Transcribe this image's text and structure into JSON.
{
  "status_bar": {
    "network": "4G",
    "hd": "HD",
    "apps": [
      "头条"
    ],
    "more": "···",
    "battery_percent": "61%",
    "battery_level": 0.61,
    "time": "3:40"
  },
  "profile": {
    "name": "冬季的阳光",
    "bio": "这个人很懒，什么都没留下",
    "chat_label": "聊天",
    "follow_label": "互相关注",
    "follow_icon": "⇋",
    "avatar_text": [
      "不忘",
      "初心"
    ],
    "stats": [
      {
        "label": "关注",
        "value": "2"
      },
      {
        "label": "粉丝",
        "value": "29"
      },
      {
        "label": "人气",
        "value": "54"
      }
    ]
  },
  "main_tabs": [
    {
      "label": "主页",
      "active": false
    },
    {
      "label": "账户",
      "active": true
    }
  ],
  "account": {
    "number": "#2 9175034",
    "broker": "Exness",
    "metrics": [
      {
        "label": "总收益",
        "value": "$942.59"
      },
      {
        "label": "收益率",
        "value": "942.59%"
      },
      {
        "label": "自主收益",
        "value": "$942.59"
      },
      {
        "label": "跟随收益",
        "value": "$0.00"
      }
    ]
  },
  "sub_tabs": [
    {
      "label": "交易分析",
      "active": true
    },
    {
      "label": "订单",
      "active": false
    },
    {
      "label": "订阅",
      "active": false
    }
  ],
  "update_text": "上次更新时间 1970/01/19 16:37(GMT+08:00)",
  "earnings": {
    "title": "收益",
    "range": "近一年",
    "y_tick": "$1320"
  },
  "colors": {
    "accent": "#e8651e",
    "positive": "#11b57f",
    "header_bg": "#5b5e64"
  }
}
———
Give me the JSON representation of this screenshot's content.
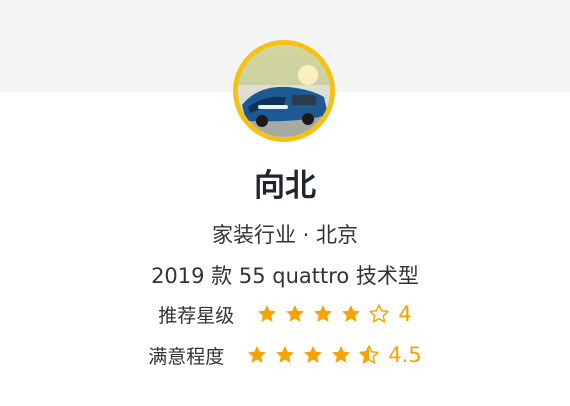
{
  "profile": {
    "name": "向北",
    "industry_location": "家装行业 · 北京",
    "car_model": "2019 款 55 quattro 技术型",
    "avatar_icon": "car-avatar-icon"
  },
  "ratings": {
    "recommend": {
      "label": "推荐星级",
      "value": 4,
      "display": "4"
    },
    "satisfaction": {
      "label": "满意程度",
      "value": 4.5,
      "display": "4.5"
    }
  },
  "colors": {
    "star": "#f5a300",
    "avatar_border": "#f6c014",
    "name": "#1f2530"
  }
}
———
Pull out all lines of the data with the string "JSON".

§ **Finished exercise**:
Transcribe this image's text and structure into JSON.
Give me the JSON representation of this screenshot's content.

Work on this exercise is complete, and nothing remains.